>>>>>

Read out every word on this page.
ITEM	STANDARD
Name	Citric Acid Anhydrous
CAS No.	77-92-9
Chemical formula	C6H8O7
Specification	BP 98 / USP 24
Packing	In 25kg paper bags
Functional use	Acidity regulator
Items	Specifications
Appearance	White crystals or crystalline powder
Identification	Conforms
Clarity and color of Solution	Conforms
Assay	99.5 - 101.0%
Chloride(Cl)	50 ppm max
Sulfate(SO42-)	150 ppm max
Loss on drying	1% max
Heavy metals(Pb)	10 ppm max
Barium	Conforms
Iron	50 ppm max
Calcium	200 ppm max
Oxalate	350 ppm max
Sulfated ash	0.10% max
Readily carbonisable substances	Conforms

<<<<<

EXERCISE: Show the lines of the records that include the string "Conforms".

EXERCISE RESULT:
Identification	Conforms
Clarity and color of Solution	Conforms
Barium	Conforms
Readily carbonisable substances	Conforms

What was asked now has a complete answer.